What to produce => Write out the whole listing word for word.

* START *

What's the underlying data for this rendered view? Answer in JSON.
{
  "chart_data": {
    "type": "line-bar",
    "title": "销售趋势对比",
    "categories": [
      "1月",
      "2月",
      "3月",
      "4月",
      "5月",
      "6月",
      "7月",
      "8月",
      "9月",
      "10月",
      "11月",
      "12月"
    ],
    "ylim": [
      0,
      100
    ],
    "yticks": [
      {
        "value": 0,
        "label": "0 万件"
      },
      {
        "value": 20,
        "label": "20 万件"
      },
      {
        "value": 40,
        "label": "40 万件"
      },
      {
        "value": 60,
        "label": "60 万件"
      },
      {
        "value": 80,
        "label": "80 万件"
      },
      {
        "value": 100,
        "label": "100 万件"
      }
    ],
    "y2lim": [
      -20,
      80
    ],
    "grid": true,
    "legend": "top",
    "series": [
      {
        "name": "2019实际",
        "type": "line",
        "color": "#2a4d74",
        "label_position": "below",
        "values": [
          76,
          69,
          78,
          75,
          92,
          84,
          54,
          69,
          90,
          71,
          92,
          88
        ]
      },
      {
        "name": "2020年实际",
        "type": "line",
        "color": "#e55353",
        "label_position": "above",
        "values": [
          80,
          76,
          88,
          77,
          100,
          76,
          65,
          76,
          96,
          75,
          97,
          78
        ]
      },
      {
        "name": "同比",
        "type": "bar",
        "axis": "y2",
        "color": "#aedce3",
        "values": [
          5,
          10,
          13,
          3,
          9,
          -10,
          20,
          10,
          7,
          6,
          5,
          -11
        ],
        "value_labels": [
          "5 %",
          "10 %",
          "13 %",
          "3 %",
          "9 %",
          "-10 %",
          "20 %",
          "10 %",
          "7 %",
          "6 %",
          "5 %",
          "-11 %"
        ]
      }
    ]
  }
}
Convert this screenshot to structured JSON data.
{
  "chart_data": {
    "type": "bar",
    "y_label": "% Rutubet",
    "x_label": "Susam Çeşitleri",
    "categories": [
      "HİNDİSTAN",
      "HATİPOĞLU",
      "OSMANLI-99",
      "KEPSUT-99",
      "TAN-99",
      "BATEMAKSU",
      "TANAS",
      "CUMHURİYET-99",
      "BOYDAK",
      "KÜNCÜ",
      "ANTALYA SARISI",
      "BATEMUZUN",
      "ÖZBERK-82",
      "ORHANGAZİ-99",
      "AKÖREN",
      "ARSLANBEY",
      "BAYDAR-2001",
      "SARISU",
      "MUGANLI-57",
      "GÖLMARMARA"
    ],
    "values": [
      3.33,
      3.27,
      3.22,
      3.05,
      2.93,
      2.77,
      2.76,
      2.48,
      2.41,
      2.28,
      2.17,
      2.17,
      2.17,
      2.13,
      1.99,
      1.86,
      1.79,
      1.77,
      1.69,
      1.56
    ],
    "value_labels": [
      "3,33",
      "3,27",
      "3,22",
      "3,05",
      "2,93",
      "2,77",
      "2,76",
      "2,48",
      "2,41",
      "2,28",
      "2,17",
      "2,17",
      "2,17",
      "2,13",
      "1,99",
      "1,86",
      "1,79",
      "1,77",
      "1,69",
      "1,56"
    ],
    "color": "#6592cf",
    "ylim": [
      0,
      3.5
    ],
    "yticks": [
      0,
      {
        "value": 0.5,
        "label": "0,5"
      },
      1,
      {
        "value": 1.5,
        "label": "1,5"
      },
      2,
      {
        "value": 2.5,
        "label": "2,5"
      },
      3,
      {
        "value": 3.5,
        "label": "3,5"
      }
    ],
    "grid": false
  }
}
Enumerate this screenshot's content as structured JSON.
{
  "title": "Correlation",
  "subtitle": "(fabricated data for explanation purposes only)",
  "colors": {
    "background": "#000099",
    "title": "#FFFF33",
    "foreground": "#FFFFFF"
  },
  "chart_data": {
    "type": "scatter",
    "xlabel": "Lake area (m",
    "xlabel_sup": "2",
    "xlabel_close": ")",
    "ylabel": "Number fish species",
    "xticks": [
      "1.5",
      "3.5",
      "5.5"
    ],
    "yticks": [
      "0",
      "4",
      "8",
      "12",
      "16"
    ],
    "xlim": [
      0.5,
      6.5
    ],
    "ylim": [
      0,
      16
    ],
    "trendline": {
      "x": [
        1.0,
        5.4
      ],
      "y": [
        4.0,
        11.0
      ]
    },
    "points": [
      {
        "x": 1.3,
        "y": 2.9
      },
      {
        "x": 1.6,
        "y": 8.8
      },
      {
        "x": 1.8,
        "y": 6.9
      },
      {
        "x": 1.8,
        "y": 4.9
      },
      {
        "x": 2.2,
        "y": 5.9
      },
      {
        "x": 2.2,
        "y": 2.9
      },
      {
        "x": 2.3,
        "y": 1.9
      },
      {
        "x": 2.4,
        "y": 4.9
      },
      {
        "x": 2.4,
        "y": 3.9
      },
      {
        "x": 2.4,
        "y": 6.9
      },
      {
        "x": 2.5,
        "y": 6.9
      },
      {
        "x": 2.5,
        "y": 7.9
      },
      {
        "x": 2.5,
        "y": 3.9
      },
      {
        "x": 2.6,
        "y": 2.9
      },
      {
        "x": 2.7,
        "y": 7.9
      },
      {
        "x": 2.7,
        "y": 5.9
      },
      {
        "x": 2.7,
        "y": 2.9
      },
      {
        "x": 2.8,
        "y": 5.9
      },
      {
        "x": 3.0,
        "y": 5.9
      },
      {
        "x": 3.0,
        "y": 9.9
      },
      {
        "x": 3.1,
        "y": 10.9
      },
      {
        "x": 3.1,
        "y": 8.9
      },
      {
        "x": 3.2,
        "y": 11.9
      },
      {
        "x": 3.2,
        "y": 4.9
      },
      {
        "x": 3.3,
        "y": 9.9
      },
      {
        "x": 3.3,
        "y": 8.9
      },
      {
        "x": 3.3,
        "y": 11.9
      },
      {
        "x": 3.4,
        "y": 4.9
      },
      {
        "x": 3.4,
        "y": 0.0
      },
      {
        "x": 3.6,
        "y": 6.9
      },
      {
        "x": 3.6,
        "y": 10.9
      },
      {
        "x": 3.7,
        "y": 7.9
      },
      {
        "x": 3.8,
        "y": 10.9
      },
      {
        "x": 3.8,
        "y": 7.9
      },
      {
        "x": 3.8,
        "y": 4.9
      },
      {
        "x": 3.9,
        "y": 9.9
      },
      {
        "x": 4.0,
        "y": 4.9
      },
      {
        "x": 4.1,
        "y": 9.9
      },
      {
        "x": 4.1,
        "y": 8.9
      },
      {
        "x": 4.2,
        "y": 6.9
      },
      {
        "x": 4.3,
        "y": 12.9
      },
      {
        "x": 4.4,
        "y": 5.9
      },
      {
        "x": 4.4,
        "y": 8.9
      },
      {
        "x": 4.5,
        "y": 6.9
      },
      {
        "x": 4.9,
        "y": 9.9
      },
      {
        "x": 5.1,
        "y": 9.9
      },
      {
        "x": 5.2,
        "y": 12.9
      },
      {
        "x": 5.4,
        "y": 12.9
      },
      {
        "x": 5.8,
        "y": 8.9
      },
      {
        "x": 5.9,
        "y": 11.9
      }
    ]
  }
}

* END *

Reply =>
What's the underlying data for this rendered view? Answer in JSON.
{
  "chart_data": {
    "type": "line-bar",
    "title": "销售趋势对比",
    "categories": [
      "1月",
      "2月",
      "3月",
      "4月",
      "5月",
      "6月",
      "7月",
      "8月",
      "9月",
      "10月",
      "11月",
      "12月"
    ],
    "ylim": [
      0,
      100
    ],
    "yticks": [
      {
        "value": 0,
        "label": "0 万件"
      },
      {
        "value": 20,
        "label": "20 万件"
      },
      {
        "value": 40,
        "label": "40 万件"
      },
      {
        "value": 60,
        "label": "60 万件"
      },
      {
        "value": 80,
        "label": "80 万件"
      },
      {
        "value": 100,
        "label": "100 万件"
      }
    ],
    "y2lim": [
      -20,
      80
    ],
    "grid": true,
    "legend": "top",
    "series": [
      {
        "name": "2019实际",
        "type": "line",
        "color": "#2a4d74",
        "label_position": "below",
        "values": [
          76,
          69,
          78,
          75,
          92,
          84,
          54,
          69,
          90,
          71,
          92,
          88
        ]
      },
      {
        "name": "2020年实际",
        "type": "line",
        "color": "#e55353",
        "label_position": "above",
        "values": [
          80,
          76,
          88,
          77,
          100,
          76,
          65,
          76,
          96,
          75,
          97,
          78
        ]
      },
      {
        "name": "同比",
        "type": "bar",
        "axis": "y2",
        "color": "#aedce3",
        "values": [
          5,
          10,
          13,
          3,
          9,
          -10,
          20,
          10,
          7,
          6,
          5,
          -11
        ],
        "value_labels": [
          "5 %",
          "10 %",
          "13 %",
          "3 %",
          "9 %",
          "-10 %",
          "20 %",
          "10 %",
          "7 %",
          "6 %",
          "5 %",
          "-11 %"
        ]
      }
    ]
  }
}
Convert this screenshot to structured JSON data.
{
  "chart_data": {
    "type": "bar",
    "y_label": "% Rutubet",
    "x_label": "Susam Çeşitleri",
    "categories": [
      "HİNDİSTAN",
      "HATİPOĞLU",
      "OSMANLI-99",
      "KEPSUT-99",
      "TAN-99",
      "BATEMAKSU",
      "TANAS",
      "CUMHURİYET-99",
      "BOYDAK",
      "KÜNCÜ",
      "ANTALYA SARISI",
      "BATEMUZUN",
      "ÖZBERK-82",
      "ORHANGAZİ-99",
      "AKÖREN",
      "ARSLANBEY",
      "BAYDAR-2001",
      "SARISU",
      "MUGANLI-57",
      "GÖLMARMARA"
    ],
    "values": [
      3.33,
      3.27,
      3.22,
      3.05,
      2.93,
      2.77,
      2.76,
      2.48,
      2.41,
      2.28,
      2.17,
      2.17,
      2.17,
      2.13,
      1.99,
      1.86,
      1.79,
      1.77,
      1.69,
      1.56
    ],
    "value_labels": [
      "3,33",
      "3,27",
      "3,22",
      "3,05",
      "2,93",
      "2,77",
      "2,76",
      "2,48",
      "2,41",
      "2,28",
      "2,17",
      "2,17",
      "2,17",
      "2,13",
      "1,99",
      "1,86",
      "1,79",
      "1,77",
      "1,69",
      "1,56"
    ],
    "color": "#6592cf",
    "ylim": [
      0,
      3.5
    ],
    "yticks": [
      0,
      {
        "value": 0.5,
        "label": "0,5"
      },
      1,
      {
        "value": 1.5,
        "label": "1,5"
      },
      2,
      {
        "value": 2.5,
        "label": "2,5"
      },
      3,
      {
        "value": 3.5,
        "label": "3,5"
      }
    ],
    "grid": false
  }
}
Enumerate this screenshot's content as structured JSON.
{
  "title": "Correlation",
  "subtitle": "(fabricated data for explanation purposes only)",
  "colors": {
    "background": "#000099",
    "title": "#FFFF33",
    "foreground": "#FFFFFF"
  },
  "chart_data": {
    "type": "scatter",
    "xlabel": "Lake area (m",
    "xlabel_sup": "2",
    "xlabel_close": ")",
    "ylabel": "Number fish species",
    "xticks": [
      "1.5",
      "3.5",
      "5.5"
    ],
    "yticks": [
      "0",
      "4",
      "8",
      "12",
      "16"
    ],
    "xlim": [
      0.5,
      6.5
    ],
    "ylim": [
      0,
      16
    ],
    "trendline": {
      "x": [
        1.0,
        5.4
      ],
      "y": [
        4.0,
        11.0
      ]
    },
    "points": [
      {
        "x": 1.3,
        "y": 2.9
      },
      {
        "x": 1.6,
        "y": 8.8
      },
      {
        "x": 1.8,
        "y": 6.9
      },
      {
        "x": 1.8,
        "y": 4.9
      },
      {
        "x": 2.2,
        "y": 5.9
      },
      {
        "x": 2.2,
        "y": 2.9
      },
      {
        "x": 2.3,
        "y": 1.9
      },
      {
        "x": 2.4,
        "y": 4.9
      },
      {
        "x": 2.4,
        "y": 3.9
      },
      {
        "x": 2.4,
        "y": 6.9
      },
      {
        "x": 2.5,
        "y": 6.9
      },
      {
        "x": 2.5,
        "y": 7.9
      },
      {
        "x": 2.5,
        "y": 3.9
      },
      {
        "x": 2.6,
        "y": 2.9
      },
      {
        "x": 2.7,
        "y": 7.9
      },
      {
        "x": 2.7,
        "y": 5.9
      },
      {
        "x": 2.7,
        "y": 2.9
      },
      {
        "x": 2.8,
        "y": 5.9
      },
      {
        "x": 3.0,
        "y": 5.9
      },
      {
        "x": 3.0,
        "y": 9.9
      },
      {
        "x": 3.1,
        "y": 10.9
      },
      {
        "x": 3.1,
        "y": 8.9
      },
      {
        "x": 3.2,
        "y": 11.9
      },
      {
        "x": 3.2,
        "y": 4.9
      },
      {
        "x": 3.3,
        "y": 9.9
      },
      {
        "x": 3.3,
        "y": 8.9
      },
      {
        "x": 3.3,
        "y": 11.9
      },
      {
        "x": 3.4,
        "y": 4.9
      },
      {
        "x": 3.4,
        "y": 0.0
      },
      {
        "x": 3.6,
        "y": 6.9
      },
      {
        "x": 3.6,
        "y": 10.9
      },
      {
        "x": 3.7,
        "y": 7.9
      },
      {
        "x": 3.8,
        "y": 10.9
      },
      {
        "x": 3.8,
        "y": 7.9
      },
      {
        "x": 3.8,
        "y": 4.9
      },
      {
        "x": 3.9,
        "y": 9.9
      },
      {
        "x": 4.0,
        "y": 4.9
      },
      {
        "x": 4.1,
        "y": 9.9
      },
      {
        "x": 4.1,
        "y": 8.9
      },
      {
        "x": 4.2,
        "y": 6.9
      },
      {
        "x": 4.3,
        "y": 12.9
      },
      {
        "x": 4.4,
        "y": 5.9
      },
      {
        "x": 4.4,
        "y": 8.9
      },
      {
        "x": 4.5,
        "y": 6.9
      },
      {
        "x": 4.9,
        "y": 9.9
      },
      {
        "x": 5.1,
        "y": 9.9
      },
      {
        "x": 5.2,
        "y": 12.9
      },
      {
        "x": 5.4,
        "y": 12.9
      },
      {
        "x": 5.8,
        "y": 8.9
      },
      {
        "x": 5.9,
        "y": 11.9
      }
    ]
  }
}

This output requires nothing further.